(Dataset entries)
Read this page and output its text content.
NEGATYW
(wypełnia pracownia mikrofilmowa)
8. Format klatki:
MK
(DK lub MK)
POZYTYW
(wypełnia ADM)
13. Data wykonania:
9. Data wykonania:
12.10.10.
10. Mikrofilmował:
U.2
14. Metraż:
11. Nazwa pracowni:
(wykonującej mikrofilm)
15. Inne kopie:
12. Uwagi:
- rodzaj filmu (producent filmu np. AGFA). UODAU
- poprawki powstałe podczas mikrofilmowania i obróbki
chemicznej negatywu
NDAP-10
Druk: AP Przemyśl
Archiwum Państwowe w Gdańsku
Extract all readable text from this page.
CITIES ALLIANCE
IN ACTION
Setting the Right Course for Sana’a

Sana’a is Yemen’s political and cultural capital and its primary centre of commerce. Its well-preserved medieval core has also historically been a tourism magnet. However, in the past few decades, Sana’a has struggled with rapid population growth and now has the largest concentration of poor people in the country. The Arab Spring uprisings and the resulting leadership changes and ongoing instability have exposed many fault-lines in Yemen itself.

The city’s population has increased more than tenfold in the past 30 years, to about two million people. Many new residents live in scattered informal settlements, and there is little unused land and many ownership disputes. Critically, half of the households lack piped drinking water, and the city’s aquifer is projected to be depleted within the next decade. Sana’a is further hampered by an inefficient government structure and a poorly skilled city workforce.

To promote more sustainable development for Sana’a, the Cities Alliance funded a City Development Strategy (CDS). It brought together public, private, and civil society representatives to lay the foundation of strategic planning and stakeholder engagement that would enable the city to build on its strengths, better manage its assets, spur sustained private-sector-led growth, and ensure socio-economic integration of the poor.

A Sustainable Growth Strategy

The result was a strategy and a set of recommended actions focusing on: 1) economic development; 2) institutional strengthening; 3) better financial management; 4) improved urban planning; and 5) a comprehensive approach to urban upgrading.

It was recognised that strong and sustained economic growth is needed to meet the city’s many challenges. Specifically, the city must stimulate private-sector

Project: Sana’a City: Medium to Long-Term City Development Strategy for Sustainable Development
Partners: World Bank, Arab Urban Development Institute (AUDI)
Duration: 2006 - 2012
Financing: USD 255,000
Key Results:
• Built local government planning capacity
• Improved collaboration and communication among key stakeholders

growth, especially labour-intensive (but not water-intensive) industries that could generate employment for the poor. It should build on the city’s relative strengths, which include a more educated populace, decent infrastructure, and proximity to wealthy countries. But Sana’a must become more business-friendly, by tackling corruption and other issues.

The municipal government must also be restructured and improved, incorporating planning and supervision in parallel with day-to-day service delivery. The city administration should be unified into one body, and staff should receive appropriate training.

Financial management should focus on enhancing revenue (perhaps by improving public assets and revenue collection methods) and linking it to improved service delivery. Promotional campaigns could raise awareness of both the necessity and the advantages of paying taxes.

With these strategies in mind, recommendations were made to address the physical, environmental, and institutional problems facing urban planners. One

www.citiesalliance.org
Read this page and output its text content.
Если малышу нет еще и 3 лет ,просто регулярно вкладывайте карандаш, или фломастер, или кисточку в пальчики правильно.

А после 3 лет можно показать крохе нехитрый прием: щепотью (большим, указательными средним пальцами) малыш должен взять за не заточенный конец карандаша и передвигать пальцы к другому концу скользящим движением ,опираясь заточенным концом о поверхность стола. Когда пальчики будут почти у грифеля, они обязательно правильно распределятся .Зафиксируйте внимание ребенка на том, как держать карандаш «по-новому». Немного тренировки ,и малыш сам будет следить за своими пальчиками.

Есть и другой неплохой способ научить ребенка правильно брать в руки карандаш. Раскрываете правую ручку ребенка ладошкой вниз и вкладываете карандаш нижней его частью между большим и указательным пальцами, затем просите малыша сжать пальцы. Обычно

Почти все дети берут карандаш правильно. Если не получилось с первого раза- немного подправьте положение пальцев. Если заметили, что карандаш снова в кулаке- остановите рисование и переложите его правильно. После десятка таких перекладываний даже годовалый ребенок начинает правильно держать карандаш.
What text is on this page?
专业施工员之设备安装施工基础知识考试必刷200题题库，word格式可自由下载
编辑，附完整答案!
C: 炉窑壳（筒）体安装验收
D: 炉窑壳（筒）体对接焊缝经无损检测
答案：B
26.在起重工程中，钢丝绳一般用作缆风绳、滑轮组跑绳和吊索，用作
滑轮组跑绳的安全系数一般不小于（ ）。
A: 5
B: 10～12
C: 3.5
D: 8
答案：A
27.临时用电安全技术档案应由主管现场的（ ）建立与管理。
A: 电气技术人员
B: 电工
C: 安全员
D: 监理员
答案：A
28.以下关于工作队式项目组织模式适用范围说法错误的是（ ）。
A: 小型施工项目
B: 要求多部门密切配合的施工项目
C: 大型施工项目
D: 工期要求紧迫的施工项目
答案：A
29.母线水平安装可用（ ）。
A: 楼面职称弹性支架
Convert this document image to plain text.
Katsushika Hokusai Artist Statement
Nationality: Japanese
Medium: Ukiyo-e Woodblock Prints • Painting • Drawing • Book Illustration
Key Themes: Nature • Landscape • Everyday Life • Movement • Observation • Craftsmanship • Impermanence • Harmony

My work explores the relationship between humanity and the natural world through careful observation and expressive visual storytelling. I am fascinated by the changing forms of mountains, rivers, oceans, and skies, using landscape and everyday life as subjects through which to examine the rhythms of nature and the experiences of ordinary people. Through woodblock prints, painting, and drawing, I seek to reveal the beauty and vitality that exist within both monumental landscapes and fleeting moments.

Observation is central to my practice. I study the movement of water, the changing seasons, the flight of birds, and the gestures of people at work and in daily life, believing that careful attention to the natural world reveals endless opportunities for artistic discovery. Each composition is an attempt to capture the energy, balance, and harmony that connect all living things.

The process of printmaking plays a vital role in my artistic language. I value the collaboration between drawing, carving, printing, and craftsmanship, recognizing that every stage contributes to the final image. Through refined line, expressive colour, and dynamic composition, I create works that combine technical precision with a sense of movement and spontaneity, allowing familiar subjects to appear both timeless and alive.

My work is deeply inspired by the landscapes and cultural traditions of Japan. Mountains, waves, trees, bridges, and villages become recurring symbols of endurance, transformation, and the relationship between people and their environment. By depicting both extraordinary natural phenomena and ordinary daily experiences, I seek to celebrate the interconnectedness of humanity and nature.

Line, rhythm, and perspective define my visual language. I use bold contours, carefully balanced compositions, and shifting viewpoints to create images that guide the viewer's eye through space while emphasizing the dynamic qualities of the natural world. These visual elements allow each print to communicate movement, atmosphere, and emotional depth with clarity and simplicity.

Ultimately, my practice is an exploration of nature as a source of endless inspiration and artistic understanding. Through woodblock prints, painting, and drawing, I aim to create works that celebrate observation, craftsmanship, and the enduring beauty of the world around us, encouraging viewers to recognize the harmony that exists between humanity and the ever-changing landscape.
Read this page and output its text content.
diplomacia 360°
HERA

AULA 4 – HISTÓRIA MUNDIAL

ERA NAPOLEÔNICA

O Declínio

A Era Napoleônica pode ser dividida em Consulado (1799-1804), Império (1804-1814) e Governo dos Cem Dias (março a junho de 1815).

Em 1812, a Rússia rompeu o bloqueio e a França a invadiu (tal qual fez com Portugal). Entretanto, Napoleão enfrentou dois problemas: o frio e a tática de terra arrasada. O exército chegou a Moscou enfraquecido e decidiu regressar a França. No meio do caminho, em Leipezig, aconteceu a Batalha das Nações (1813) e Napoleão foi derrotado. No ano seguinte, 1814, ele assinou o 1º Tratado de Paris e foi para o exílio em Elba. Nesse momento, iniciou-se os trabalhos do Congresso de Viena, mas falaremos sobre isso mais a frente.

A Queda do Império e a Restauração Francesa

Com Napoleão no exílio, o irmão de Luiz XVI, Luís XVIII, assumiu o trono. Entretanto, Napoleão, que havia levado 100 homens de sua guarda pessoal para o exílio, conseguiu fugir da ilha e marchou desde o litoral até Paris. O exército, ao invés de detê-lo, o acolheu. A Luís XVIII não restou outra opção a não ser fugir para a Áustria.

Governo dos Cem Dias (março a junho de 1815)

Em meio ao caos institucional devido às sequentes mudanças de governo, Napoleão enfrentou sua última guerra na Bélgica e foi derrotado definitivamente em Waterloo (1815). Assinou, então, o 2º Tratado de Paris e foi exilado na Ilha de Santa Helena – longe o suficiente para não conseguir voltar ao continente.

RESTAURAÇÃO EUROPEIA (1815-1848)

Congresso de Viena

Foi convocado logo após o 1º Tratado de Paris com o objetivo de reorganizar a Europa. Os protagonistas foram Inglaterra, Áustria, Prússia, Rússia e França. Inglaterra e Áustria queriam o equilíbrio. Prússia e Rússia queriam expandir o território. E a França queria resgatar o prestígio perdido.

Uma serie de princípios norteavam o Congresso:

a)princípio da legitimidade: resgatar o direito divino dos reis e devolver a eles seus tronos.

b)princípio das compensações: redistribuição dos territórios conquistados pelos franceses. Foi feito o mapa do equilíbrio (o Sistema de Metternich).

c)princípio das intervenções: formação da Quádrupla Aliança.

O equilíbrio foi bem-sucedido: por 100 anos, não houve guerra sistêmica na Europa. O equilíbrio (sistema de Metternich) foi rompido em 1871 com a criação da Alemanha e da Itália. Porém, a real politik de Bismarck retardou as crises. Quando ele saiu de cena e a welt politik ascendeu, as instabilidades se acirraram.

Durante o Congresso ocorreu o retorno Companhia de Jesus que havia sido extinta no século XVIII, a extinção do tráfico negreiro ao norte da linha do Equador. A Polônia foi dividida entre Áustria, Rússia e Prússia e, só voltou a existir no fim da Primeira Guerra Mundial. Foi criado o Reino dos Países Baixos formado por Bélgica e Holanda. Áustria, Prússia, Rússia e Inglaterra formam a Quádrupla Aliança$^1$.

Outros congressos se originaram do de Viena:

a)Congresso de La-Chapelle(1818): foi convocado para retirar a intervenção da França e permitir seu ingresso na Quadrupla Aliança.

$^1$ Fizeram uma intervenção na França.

■ Aim
Report every line in the data above in which the word "Arab" appears.

■ Task solution
Sana’a is Yemen’s political and cultural capital and its primary centre of commerce. Its well-preserved medieval core has also historically been a tourism magnet. However, in the past few decades, Sana’a has struggled with rapid population growth and now has the largest concentration of poor people in the country. The Arab Spring uprisings and the resulting leadership changes and ongoing instability have exposed many fault-lines in Yemen itself.
Partners: World Bank, Arab Urban Development Institute (AUDI)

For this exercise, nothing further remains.